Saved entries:

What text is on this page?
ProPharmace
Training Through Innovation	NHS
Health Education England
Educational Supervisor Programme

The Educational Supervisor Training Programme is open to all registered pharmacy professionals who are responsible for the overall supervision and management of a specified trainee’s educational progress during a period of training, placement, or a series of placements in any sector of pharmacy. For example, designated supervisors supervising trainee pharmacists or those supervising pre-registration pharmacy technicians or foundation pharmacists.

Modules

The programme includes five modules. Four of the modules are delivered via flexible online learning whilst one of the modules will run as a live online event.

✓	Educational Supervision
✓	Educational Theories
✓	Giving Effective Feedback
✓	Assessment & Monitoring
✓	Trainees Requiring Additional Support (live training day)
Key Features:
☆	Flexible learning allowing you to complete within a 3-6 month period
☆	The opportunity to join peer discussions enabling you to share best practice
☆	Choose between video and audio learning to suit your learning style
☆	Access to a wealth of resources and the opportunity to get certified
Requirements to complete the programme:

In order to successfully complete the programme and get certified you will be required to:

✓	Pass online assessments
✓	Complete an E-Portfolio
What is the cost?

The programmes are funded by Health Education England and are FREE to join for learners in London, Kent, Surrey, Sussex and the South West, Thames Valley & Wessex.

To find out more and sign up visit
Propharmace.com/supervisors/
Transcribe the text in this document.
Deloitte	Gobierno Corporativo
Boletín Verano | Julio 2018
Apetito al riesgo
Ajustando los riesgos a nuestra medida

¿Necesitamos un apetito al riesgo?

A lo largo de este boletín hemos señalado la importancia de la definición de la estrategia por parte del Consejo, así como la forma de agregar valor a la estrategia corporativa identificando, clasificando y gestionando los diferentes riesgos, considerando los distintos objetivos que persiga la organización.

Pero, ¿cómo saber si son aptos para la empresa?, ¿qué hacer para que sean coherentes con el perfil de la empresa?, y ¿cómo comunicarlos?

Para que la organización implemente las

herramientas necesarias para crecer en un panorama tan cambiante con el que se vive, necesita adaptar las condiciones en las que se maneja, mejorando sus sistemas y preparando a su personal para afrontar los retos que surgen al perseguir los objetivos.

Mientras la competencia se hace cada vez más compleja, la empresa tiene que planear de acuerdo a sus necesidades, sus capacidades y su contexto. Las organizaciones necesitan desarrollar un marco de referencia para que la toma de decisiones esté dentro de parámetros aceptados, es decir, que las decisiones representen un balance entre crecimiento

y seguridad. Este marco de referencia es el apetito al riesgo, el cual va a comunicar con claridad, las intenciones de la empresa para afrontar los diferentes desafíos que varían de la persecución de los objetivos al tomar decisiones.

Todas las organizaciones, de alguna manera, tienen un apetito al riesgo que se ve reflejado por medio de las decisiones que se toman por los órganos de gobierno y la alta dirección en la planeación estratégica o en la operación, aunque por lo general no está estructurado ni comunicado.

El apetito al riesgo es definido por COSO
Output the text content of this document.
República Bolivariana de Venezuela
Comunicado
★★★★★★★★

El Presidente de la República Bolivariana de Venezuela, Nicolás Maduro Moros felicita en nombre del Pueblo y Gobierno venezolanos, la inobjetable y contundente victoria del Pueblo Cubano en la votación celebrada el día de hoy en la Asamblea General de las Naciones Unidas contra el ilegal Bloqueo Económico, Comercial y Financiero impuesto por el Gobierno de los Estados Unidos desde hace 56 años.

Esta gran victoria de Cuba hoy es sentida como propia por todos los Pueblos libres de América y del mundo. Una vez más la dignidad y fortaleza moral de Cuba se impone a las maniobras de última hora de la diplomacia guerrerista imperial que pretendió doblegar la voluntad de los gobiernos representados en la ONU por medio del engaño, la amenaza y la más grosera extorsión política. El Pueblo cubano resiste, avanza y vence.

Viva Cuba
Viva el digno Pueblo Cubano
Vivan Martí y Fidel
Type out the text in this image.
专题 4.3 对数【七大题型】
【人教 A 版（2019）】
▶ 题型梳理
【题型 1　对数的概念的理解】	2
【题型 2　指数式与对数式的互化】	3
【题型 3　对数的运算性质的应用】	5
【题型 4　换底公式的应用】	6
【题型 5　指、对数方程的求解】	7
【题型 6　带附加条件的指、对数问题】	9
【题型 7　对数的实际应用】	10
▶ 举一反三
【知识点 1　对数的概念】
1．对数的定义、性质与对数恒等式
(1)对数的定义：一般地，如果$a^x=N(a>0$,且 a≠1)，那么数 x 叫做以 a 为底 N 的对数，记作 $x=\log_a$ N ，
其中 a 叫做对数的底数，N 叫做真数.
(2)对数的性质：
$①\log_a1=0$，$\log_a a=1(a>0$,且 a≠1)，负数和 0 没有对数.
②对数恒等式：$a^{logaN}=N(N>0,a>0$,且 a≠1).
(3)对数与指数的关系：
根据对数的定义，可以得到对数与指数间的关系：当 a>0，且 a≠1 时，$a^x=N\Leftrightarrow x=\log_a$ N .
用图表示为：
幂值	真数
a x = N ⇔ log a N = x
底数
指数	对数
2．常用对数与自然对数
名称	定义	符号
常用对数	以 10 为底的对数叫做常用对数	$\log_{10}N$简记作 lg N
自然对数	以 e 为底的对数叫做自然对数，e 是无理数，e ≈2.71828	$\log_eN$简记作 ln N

Stated problem:
Quote the lines of the listing above that run from the line with "Output the text content of this document." through its last line, both included, and nothing else.

Answer to the task:
Output the text content of this document.
República Bolivariana de Venezuela
Comunicado
★★★★★★★★

El Presidente de la República Bolivariana de Venezuela, Nicolás Maduro Moros felicita en nombre del Pueblo y Gobierno venezolanos, la inobjetable y contundente victoria del Pueblo Cubano en la votación celebrada el día de hoy en la Asamblea General de las Naciones Unidas contra el ilegal Bloqueo Económico, Comercial y Financiero impuesto por el Gobierno de los Estados Unidos desde hace 56 años.

Esta gran victoria de Cuba hoy es sentida como propia por todos los Pueblos libres de América y del mundo. Una vez más la dignidad y fortaleza moral de Cuba se impone a las maniobras de última hora de la diplomacia guerrerista imperial que pretendió doblegar la voluntad de los gobiernos representados en la ONU por medio del engaño, la amenaza y la más grosera extorsión política. El Pueblo cubano resiste, avanza y vence.

Viva Cuba
Viva el digno Pueblo Cubano
Vivan Martí y Fidel
Type out the text in this image.
专题 4.3 对数【七大题型】
【人教 A 版（2019）】
▶ 题型梳理
【题型 1　对数的概念的理解】	2
【题型 2　指数式与对数式的互化】	3
【题型 3　对数的运算性质的应用】	5
【题型 4　换底公式的应用】	6
【题型 5　指、对数方程的求解】	7
【题型 6　带附加条件的指、对数问题】	9
【题型 7　对数的实际应用】	10
▶ 举一反三
【知识点 1　对数的概念】
1．对数的定义、性质与对数恒等式
(1)对数的定义：一般地，如果$a^x=N(a>0$,且 a≠1)，那么数 x 叫做以 a 为底 N 的对数，记作 $x=\log_a$ N ，
其中 a 叫做对数的底数，N 叫做真数.
(2)对数的性质：
$①\log_a1=0$，$\log_a a=1(a>0$,且 a≠1)，负数和 0 没有对数.
②对数恒等式：$a^{logaN}=N(N>0,a>0$,且 a≠1).
(3)对数与指数的关系：
根据对数的定义，可以得到对数与指数间的关系：当 a>0，且 a≠1 时，$a^x=N\Leftrightarrow x=\log_a$ N .
用图表示为：
幂值	真数
a x = N ⇔ log a N = x
底数
指数	对数
2．常用对数与自然对数
名称	定义	符号
常用对数	以 10 为底的对数叫做常用对数	$\log_{10}N$简记作 lg N
自然对数	以 e 为底的对数叫做自然对数，e 是无理数，e ≈2.71828	$\log_eN$简记作 ln N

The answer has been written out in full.